**GIVEN TASK**
Every line of the data must be copied exactly.

**Records from a collection**
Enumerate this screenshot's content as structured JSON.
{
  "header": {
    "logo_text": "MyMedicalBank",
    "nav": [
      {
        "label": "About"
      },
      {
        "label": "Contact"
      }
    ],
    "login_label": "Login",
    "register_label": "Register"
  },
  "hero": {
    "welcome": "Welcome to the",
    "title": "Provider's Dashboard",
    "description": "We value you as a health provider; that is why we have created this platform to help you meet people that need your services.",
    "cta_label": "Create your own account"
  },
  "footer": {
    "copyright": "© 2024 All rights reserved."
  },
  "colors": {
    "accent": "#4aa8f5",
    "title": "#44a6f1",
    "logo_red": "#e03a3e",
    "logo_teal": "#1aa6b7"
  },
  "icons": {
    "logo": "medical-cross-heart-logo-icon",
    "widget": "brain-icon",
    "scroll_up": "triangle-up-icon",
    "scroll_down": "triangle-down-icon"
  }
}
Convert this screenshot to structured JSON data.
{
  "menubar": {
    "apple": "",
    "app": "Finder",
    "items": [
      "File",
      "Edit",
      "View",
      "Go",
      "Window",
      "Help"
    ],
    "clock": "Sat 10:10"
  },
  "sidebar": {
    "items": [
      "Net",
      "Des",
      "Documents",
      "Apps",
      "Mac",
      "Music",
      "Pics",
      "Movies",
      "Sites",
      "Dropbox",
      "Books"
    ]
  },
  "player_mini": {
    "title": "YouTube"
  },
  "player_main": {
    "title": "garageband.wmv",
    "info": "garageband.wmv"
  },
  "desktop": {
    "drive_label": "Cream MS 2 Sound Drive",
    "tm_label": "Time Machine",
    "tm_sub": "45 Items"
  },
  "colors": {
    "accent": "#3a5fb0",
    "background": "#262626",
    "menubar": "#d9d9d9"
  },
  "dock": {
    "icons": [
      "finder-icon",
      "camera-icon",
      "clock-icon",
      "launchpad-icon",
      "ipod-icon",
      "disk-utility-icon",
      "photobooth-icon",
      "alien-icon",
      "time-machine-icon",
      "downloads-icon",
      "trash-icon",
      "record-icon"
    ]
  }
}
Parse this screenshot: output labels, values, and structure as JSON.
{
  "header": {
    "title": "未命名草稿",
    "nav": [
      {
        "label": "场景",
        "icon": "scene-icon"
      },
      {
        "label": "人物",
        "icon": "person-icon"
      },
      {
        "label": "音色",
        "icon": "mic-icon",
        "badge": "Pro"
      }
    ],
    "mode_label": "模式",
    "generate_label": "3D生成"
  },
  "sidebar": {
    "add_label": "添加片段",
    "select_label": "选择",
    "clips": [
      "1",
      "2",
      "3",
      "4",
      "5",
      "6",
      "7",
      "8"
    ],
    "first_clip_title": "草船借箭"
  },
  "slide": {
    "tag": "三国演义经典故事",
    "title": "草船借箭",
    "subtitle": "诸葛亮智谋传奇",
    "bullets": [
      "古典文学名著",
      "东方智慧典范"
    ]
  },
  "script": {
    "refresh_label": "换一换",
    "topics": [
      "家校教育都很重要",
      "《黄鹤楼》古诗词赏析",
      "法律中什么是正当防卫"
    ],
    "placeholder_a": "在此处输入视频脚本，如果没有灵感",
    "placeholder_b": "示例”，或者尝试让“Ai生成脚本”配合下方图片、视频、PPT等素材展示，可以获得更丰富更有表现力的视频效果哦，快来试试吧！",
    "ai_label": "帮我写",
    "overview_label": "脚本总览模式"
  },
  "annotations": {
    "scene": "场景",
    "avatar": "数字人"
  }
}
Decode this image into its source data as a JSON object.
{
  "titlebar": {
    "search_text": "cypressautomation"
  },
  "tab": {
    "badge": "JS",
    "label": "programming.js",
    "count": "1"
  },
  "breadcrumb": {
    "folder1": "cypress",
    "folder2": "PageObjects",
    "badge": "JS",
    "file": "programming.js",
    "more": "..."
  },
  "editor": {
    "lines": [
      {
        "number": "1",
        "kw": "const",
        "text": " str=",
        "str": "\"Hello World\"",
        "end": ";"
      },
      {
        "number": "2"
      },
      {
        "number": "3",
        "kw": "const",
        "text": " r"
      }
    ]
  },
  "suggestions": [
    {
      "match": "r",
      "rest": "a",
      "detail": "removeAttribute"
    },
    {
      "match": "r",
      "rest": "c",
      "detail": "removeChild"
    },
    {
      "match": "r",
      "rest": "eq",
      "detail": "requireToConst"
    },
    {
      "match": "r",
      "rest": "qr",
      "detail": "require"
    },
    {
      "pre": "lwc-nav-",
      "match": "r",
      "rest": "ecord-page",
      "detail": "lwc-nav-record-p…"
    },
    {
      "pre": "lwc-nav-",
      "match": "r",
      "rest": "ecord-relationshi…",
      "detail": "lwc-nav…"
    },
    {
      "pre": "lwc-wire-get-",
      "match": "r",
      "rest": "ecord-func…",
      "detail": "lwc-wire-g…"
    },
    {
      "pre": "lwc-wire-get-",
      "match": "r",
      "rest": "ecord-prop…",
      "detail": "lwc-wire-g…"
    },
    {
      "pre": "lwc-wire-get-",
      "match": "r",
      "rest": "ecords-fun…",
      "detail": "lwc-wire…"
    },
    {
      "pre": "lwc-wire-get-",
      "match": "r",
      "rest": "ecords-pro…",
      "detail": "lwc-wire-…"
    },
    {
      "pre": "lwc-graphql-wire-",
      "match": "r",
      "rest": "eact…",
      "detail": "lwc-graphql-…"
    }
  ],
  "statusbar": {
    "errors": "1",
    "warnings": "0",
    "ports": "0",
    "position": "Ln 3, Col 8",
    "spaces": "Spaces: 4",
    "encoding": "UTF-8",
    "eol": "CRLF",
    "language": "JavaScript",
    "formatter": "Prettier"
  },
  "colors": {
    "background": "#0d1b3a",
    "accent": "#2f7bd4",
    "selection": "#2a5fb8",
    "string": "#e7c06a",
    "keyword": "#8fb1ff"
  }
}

**OUTPUT FOR THIS TASK**
Enumerate this screenshot's content as structured JSON.
{
  "header": {
    "logo_text": "MyMedicalBank",
    "nav": [
      {
        "label": "About"
      },
      {
        "label": "Contact"
      }
    ],
    "login_label": "Login",
    "register_label": "Register"
  },
  "hero": {
    "welcome": "Welcome to the",
    "title": "Provider's Dashboard",
    "description": "We value you as a health provider; that is why we have created this platform to help you meet people that need your services.",
    "cta_label": "Create your own account"
  },
  "footer": {
    "copyright": "© 2024 All rights reserved."
  },
  "colors": {
    "accent": "#4aa8f5",
    "title": "#44a6f1",
    "logo_red": "#e03a3e",
    "logo_teal": "#1aa6b7"
  },
  "icons": {
    "logo": "medical-cross-heart-logo-icon",
    "widget": "brain-icon",
    "scroll_up": "triangle-up-icon",
    "scroll_down": "triangle-down-icon"
  }
}
Convert this screenshot to structured JSON data.
{
  "menubar": {
    "apple": "",
    "app": "Finder",
    "items": [
      "File",
      "Edit",
      "View",
      "Go",
      "Window",
      "Help"
    ],
    "clock": "Sat 10:10"
  },
  "sidebar": {
    "items": [
      "Net",
      "Des",
      "Documents",
      "Apps",
      "Mac",
      "Music",
      "Pics",
      "Movies",
      "Sites",
      "Dropbox",
      "Books"
    ]
  },
  "player_mini": {
    "title": "YouTube"
  },
  "player_main": {
    "title": "garageband.wmv",
    "info": "garageband.wmv"
  },
  "desktop": {
    "drive_label": "Cream MS 2 Sound Drive",
    "tm_label": "Time Machine",
    "tm_sub": "45 Items"
  },
  "colors": {
    "accent": "#3a5fb0",
    "background": "#262626",
    "menubar": "#d9d9d9"
  },
  "dock": {
    "icons": [
      "finder-icon",
      "camera-icon",
      "clock-icon",
      "launchpad-icon",
      "ipod-icon",
      "disk-utility-icon",
      "photobooth-icon",
      "alien-icon",
      "time-machine-icon",
      "downloads-icon",
      "trash-icon",
      "record-icon"
    ]
  }
}
Parse this screenshot: output labels, values, and structure as JSON.
{
  "header": {
    "title": "未命名草稿",
    "nav": [
      {
        "label": "场景",
        "icon": "scene-icon"
      },
      {
        "label": "人物",
        "icon": "person-icon"
      },
      {
        "label": "音色",
        "icon": "mic-icon",
        "badge": "Pro"
      }
    ],
    "mode_label": "模式",
    "generate_label": "3D生成"
  },
  "sidebar": {
    "add_label": "添加片段",
    "select_label": "选择",
    "clips": [
      "1",
      "2",
      "3",
      "4",
      "5",
      "6",
      "7",
      "8"
    ],
    "first_clip_title": "草船借箭"
  },
  "slide": {
    "tag": "三国演义经典故事",
    "title": "草船借箭",
    "subtitle": "诸葛亮智谋传奇",
    "bullets": [
      "古典文学名著",
      "东方智慧典范"
    ]
  },
  "script": {
    "refresh_label": "换一换",
    "topics": [
      "家校教育都很重要",
      "《黄鹤楼》古诗词赏析",
      "法律中什么是正当防卫"
    ],
    "placeholder_a": "在此处输入视频脚本，如果没有灵感",
    "placeholder_b": "示例”，或者尝试让“Ai生成脚本”配合下方图片、视频、PPT等素材展示，可以获得更丰富更有表现力的视频效果哦，快来试试吧！",
    "ai_label": "帮我写",
    "overview_label": "脚本总览模式"
  },
  "annotations": {
    "scene": "场景",
    "avatar": "数字人"
  }
}
Decode this image into its source data as a JSON object.
{
  "titlebar": {
    "search_text": "cypressautomation"
  },
  "tab": {
    "badge": "JS",
    "label": "programming.js",
    "count": "1"
  },
  "breadcrumb": {
    "folder1": "cypress",
    "folder2": "PageObjects",
    "badge": "JS",
    "file": "programming.js",
    "more": "..."
  },
  "editor": {
    "lines": [
      {
        "number": "1",
        "kw": "const",
        "text": " str=",
        "str": "\"Hello World\"",
        "end": ";"
      },
      {
        "number": "2"
      },
      {
        "number": "3",
        "kw": "const",
        "text": " r"
      }
    ]
  },
  "suggestions": [
    {
      "match": "r",
      "rest": "a",
      "detail": "removeAttribute"
    },
    {
      "match": "r",
      "rest": "c",
      "detail": "removeChild"
    },
    {
      "match": "r",
      "rest": "eq",
      "detail": "requireToConst"
    },
    {
      "match": "r",
      "rest": "qr",
      "detail": "require"
    },
    {
      "pre": "lwc-nav-",
      "match": "r",
      "rest": "ecord-page",
      "detail": "lwc-nav-record-p…"
    },
    {
      "pre": "lwc-nav-",
      "match": "r",
      "rest": "ecord-relationshi…",
      "detail": "lwc-nav…"
    },
    {
      "pre": "lwc-wire-get-",
      "match": "r",
      "rest": "ecord-func…",
      "detail": "lwc-wire-g…"
    },
    {
      "pre": "lwc-wire-get-",
      "match": "r",
      "rest": "ecord-prop…",
      "detail": "lwc-wire-g…"
    },
    {
      "pre": "lwc-wire-get-",
      "match": "r",
      "rest": "ecords-fun…",
      "detail": "lwc-wire…"
    },
    {
      "pre": "lwc-wire-get-",
      "match": "r",
      "rest": "ecords-pro…",
      "detail": "lwc-wire-…"
    },
    {
      "pre": "lwc-graphql-wire-",
      "match": "r",
      "rest": "eact…",
      "detail": "lwc-graphql-…"
    }
  ],
  "statusbar": {
    "errors": "1",
    "warnings": "0",
    "ports": "0",
    "position": "Ln 3, Col 8",
    "spaces": "Spaces: 4",
    "encoding": "UTF-8",
    "eol": "CRLF",
    "language": "JavaScript",
    "formatter": "Prettier"
  },
  "colors": {
    "background": "#0d1b3a",
    "accent": "#2f7bd4",
    "selection": "#2a5fb8",
    "string": "#e7c06a",
    "keyword": "#8fb1ff"
  }
}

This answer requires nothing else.